• [Exercise description] Pick out every line holding the string "Ecommerce" and copy it.
--------
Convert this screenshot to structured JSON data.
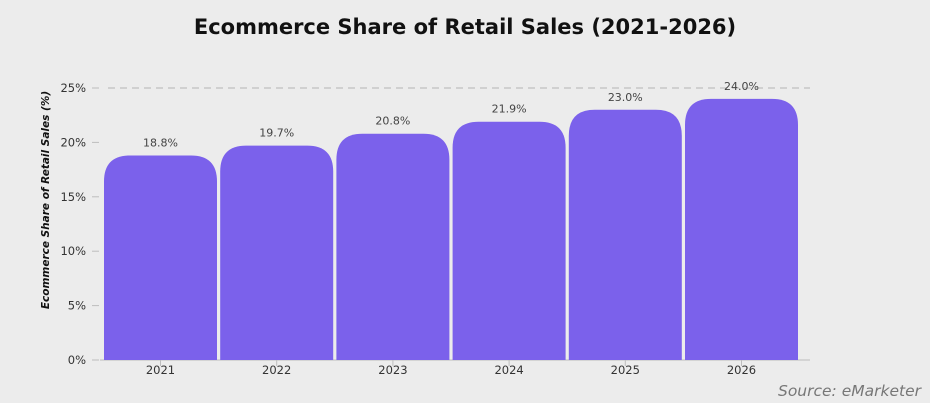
{
  "chart_data": {
    "type": "bar",
    "title": "Ecommerce Share of Retail Sales (2021-2026)",
    "xlabel": "",
    "ylabel": "Ecommerce Share of Retail Sales (%)",
    "categories": [
      "2021",
      "2022",
      "2023",
      "2024",
      "2025",
      "2026"
    ],
    "values": [
      18.8,
      19.7,
      20.8,
      21.9,
      23.0,
      24.0
    ],
    "data_labels": [
      "18.8%",
      "19.7%",
      "20.8%",
      "21.9%",
      "23.0%",
      "24.0%"
    ],
    "ylim": [
      0,
      25
    ],
    "yticks": [
      0,
      5,
      10,
      15,
      20,
      25
    ],
    "ytick_labels": [
      "0%",
      "5%",
      "10%",
      "15%",
      "20%",
      "25%"
    ],
    "grid": false,
    "reference_line": 25,
    "bar_color": "#7b61eb",
    "background_color": "#ececec",
    "source": "Source: eMarketer"
  }
}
--------
• [Answer to the task]
    "title": "Ecommerce Share of Retail Sales (2021-2026)",
    "ylabel": "Ecommerce Share of Retail Sales (%)",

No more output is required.